• _WHAT TO DO_
Select, from the material below, each line with "number" in it.

═════ RECORDED DATA ═════

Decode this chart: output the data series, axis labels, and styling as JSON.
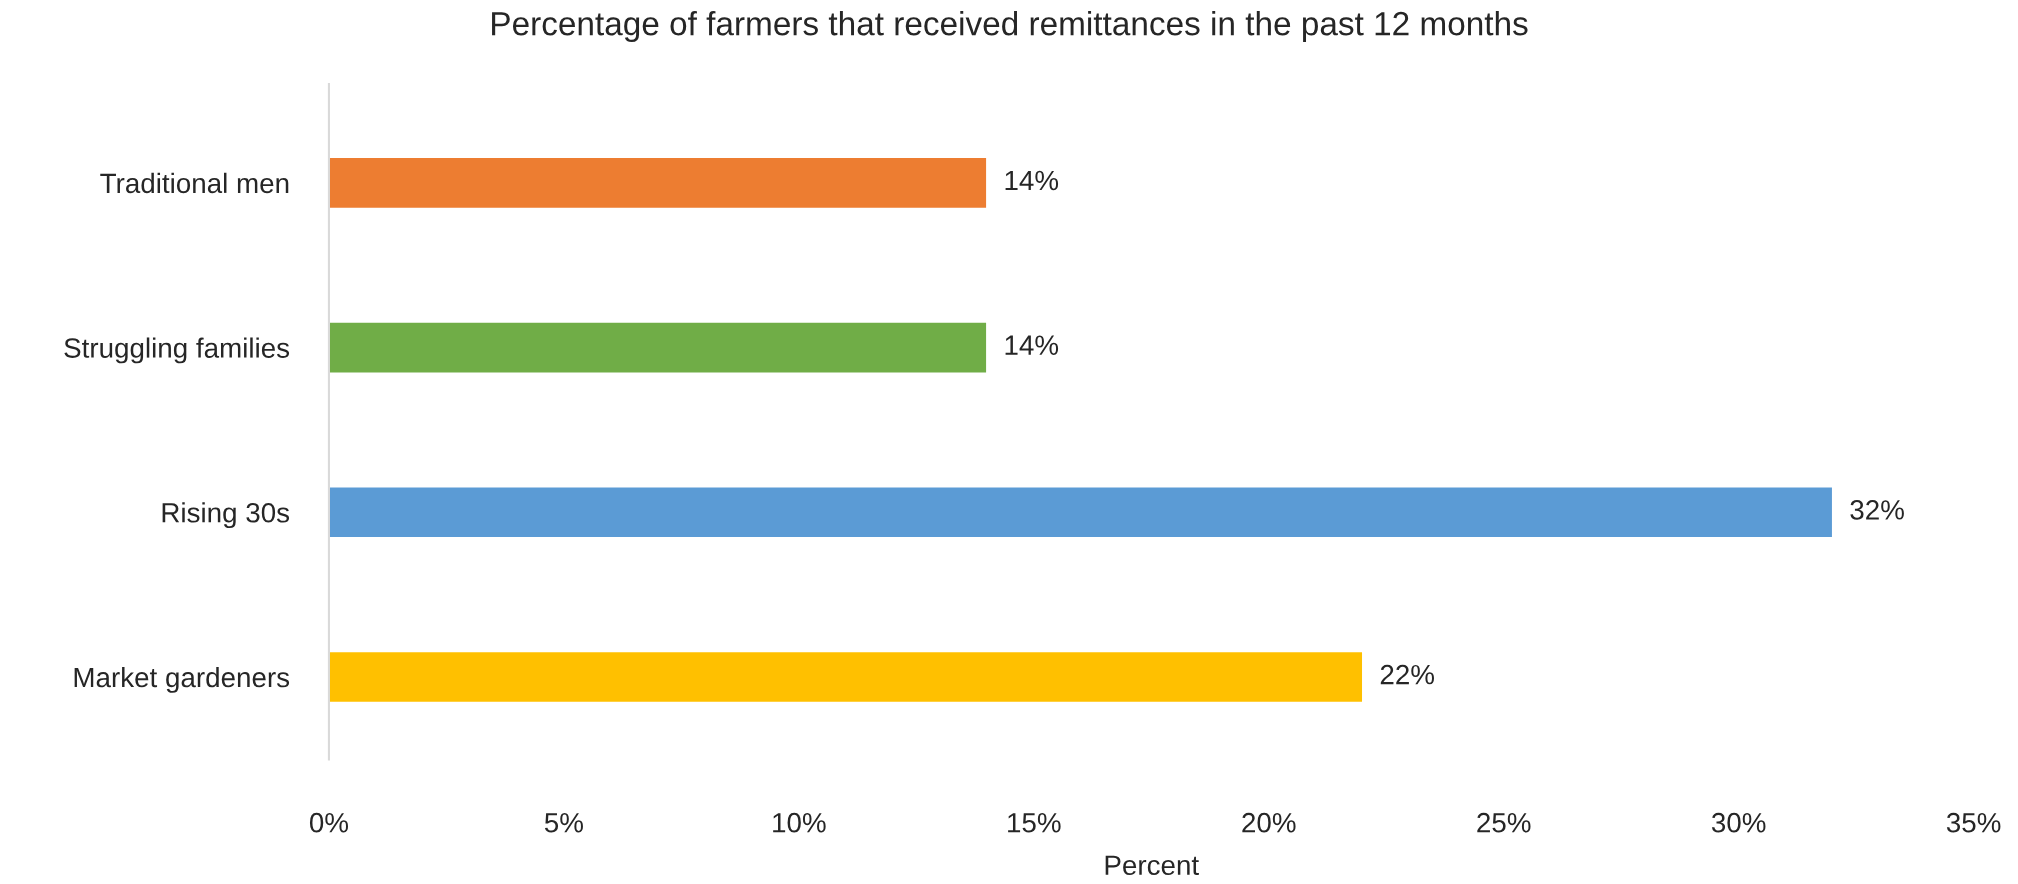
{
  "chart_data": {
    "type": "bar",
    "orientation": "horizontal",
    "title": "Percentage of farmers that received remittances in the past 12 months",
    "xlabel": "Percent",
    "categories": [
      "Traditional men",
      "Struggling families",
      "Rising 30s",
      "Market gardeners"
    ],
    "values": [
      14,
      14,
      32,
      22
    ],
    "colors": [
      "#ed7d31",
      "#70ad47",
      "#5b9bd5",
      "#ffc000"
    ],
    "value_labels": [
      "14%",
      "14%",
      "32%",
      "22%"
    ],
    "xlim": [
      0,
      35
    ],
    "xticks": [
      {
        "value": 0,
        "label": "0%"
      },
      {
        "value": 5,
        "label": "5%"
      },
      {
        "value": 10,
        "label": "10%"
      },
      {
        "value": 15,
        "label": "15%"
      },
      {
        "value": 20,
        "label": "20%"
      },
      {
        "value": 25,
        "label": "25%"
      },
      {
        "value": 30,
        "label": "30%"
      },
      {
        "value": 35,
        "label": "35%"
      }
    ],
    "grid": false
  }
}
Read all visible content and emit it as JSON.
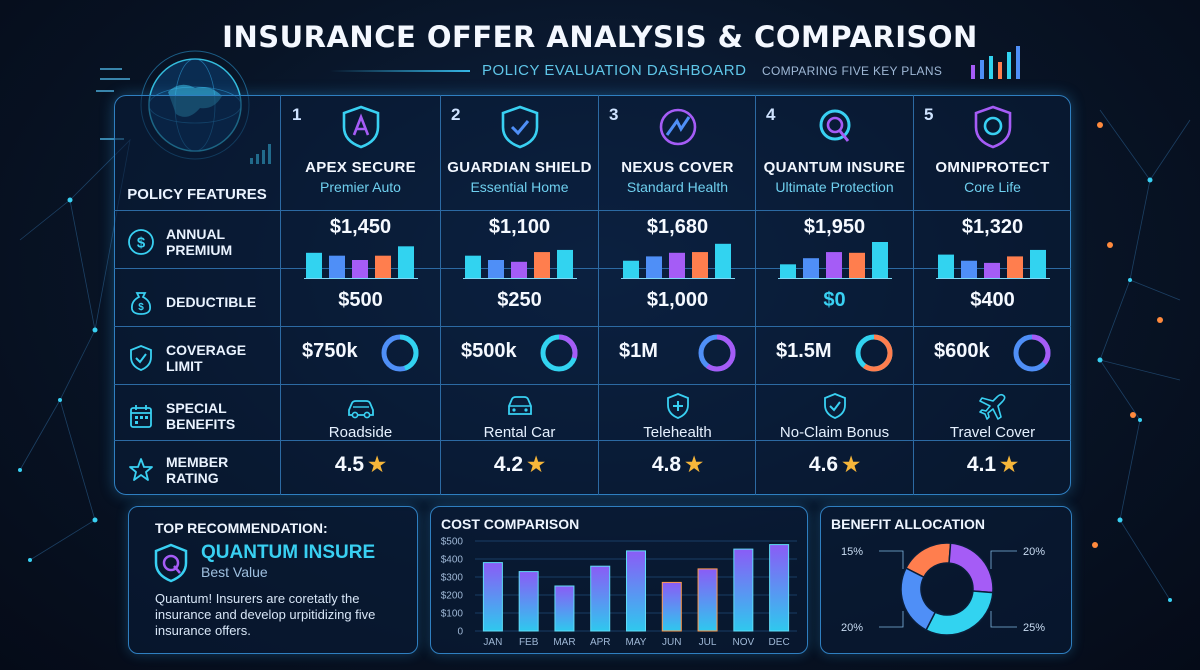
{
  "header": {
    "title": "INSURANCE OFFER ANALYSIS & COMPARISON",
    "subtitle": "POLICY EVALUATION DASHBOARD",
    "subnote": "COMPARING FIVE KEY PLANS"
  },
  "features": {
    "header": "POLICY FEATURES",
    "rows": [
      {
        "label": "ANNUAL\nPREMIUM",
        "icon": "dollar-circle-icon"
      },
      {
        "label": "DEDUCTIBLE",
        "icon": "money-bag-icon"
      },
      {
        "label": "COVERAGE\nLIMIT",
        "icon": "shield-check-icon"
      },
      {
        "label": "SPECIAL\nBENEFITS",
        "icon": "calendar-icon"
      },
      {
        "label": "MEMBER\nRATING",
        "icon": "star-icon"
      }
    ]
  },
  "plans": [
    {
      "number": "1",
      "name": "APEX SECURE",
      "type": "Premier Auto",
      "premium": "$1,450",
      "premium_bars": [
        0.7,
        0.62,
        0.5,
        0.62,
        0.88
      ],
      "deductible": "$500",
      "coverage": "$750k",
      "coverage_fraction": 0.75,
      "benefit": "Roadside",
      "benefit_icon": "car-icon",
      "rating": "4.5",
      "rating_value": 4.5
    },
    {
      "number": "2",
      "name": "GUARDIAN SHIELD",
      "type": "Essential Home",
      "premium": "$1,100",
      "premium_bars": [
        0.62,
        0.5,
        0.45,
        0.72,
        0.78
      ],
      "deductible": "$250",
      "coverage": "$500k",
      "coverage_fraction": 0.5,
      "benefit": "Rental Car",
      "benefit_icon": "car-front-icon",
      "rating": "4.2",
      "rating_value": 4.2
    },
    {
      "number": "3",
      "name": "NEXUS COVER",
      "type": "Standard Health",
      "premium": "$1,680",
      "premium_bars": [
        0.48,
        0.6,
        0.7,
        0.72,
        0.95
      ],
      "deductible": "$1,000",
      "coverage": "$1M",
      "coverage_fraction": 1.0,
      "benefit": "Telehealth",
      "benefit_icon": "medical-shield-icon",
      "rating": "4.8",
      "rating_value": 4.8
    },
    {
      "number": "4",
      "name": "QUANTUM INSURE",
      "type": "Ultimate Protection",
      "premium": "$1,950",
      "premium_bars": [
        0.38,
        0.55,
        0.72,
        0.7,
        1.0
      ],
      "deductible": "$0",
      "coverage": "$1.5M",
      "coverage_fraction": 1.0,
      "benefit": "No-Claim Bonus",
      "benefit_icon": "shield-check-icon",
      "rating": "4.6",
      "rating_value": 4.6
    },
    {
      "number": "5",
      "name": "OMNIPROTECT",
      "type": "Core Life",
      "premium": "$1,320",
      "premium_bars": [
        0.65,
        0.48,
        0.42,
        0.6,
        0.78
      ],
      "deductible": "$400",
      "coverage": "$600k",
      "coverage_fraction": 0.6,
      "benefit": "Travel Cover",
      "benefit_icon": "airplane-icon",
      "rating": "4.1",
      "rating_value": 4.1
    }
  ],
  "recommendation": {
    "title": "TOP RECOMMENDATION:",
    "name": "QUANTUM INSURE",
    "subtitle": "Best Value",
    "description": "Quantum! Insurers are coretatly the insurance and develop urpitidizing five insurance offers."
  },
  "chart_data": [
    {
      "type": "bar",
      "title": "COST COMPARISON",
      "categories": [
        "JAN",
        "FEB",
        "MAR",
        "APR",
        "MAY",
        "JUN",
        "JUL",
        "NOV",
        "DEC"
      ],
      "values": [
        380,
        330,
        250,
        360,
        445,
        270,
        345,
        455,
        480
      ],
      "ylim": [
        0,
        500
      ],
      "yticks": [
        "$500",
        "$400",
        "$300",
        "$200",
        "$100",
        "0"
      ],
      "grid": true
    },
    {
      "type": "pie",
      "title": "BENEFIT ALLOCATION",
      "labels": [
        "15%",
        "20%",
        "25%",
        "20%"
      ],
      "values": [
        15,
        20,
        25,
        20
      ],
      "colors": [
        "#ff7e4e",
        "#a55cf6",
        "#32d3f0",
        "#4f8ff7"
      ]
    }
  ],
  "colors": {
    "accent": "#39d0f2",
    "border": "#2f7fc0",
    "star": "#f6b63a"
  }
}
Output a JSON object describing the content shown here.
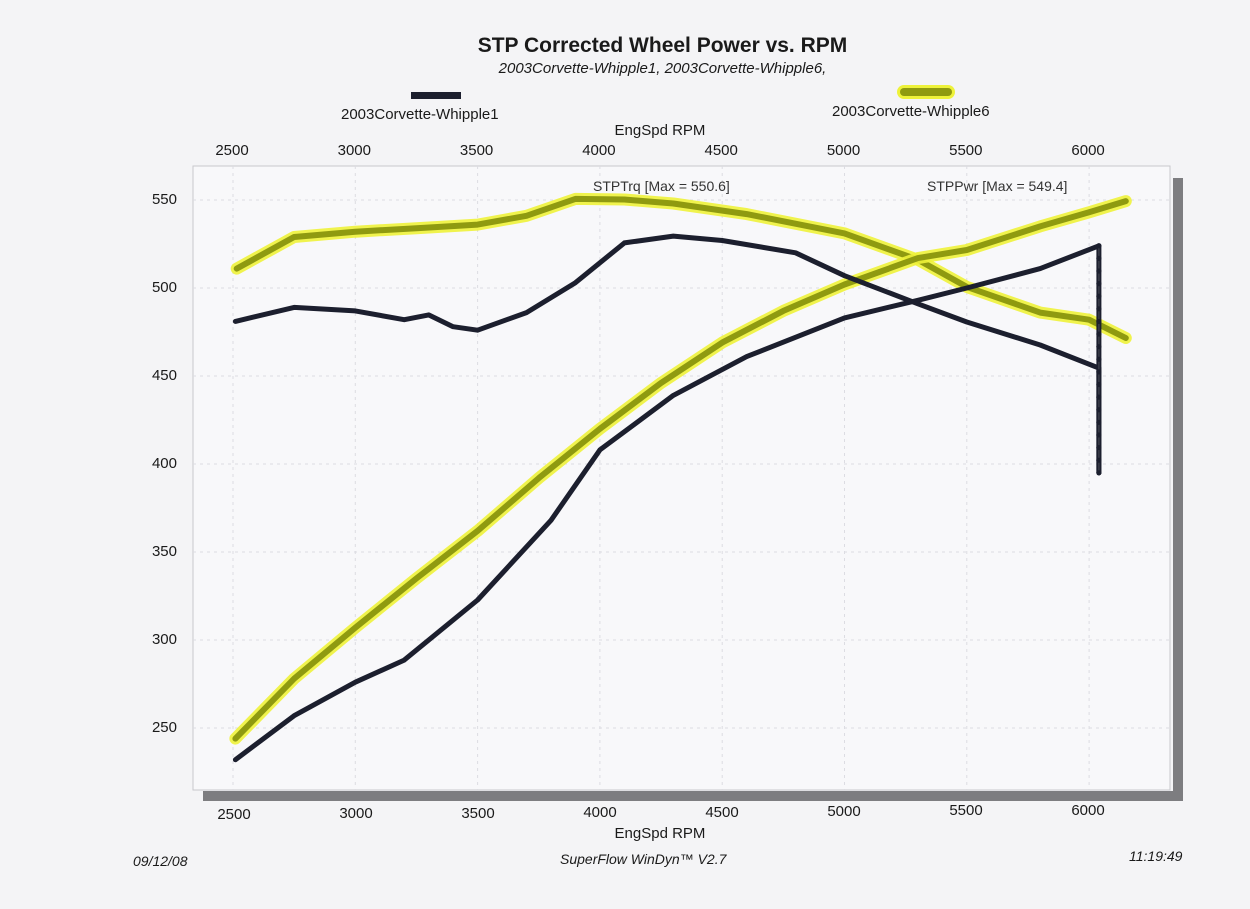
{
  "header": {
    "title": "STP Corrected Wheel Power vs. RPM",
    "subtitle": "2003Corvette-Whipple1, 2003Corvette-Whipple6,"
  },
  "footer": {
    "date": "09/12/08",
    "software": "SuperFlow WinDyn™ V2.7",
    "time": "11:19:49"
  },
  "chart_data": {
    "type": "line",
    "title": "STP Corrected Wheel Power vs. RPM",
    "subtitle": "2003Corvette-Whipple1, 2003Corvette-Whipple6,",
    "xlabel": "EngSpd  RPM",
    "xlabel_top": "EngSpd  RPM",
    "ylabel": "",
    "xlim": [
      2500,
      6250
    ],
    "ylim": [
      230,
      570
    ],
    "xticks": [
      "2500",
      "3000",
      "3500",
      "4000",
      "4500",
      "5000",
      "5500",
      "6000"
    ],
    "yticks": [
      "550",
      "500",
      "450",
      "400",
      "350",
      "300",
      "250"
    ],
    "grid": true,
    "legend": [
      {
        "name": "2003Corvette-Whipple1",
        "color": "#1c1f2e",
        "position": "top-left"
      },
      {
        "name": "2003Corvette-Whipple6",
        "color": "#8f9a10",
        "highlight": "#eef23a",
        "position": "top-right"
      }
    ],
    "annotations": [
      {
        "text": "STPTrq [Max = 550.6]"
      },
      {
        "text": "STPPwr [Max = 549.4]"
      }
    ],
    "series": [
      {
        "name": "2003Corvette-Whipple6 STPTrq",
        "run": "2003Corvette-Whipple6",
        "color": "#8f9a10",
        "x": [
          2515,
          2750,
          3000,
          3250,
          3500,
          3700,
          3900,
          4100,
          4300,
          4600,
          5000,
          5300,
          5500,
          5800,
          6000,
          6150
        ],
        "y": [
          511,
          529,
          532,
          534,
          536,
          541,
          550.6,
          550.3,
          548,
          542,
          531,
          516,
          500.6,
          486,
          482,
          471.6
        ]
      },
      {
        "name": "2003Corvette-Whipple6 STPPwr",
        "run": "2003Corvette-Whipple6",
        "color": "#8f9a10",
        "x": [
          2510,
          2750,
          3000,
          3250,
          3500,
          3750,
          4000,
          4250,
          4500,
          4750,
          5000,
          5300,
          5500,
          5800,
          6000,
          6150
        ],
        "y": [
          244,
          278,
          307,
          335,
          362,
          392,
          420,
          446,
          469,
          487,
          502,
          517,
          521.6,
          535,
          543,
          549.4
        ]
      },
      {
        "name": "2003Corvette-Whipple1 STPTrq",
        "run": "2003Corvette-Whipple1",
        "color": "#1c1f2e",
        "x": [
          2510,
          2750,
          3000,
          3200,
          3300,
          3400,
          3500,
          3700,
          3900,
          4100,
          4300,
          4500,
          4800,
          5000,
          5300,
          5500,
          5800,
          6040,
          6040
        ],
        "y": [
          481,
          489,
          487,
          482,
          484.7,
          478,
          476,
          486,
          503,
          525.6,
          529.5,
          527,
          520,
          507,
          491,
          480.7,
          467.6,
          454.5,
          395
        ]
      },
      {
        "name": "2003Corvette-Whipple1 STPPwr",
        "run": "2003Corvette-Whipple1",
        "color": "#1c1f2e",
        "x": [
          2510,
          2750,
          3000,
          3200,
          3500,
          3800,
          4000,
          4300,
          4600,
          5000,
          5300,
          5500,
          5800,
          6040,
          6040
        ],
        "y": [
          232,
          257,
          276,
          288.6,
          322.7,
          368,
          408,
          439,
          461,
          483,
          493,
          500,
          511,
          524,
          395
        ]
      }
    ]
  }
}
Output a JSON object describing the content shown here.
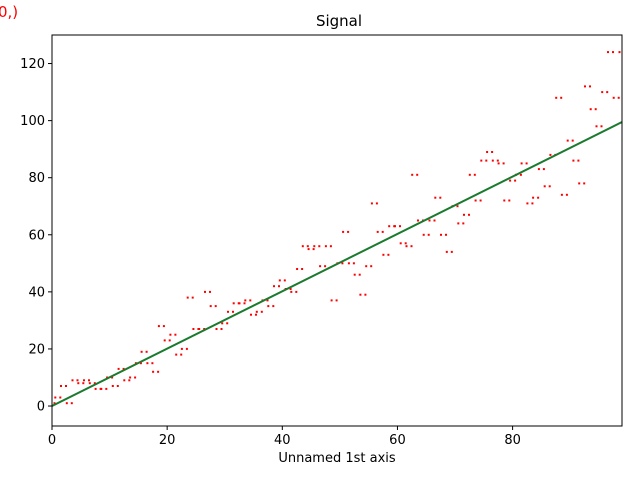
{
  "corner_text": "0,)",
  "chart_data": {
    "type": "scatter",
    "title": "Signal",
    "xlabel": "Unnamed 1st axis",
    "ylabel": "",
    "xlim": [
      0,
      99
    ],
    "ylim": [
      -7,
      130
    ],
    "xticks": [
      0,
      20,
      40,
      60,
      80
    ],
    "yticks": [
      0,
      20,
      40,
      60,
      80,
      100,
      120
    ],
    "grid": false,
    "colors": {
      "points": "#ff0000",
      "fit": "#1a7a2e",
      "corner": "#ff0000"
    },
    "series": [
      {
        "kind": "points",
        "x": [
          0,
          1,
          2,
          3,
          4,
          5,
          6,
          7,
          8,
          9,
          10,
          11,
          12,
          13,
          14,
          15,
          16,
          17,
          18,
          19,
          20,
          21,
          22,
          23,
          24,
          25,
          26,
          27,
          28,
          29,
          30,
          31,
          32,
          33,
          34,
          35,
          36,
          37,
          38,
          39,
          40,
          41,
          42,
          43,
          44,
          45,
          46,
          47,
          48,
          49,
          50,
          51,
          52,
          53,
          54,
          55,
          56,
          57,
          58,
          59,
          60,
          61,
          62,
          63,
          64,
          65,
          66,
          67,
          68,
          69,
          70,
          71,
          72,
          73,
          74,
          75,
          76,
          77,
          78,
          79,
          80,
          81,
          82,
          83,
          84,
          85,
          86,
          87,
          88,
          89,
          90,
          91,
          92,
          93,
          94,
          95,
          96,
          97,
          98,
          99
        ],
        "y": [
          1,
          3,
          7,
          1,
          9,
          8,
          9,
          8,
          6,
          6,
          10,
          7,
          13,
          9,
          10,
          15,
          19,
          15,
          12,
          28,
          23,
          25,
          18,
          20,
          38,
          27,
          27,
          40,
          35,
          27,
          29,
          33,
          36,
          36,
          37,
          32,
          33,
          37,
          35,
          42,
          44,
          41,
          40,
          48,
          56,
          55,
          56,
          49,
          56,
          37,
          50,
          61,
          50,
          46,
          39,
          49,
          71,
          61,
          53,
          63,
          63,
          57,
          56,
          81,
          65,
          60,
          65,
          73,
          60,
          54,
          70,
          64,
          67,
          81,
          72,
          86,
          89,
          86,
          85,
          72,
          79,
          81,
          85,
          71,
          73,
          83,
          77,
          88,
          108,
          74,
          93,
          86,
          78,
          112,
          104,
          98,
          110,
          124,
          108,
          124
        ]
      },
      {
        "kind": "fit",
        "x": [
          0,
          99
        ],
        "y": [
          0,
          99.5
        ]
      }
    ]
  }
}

═════

• _CORRECT RESULT_
      "number": "1",
      "number": "2",
      "number": "3",
      "number": "4",
      "number": "5",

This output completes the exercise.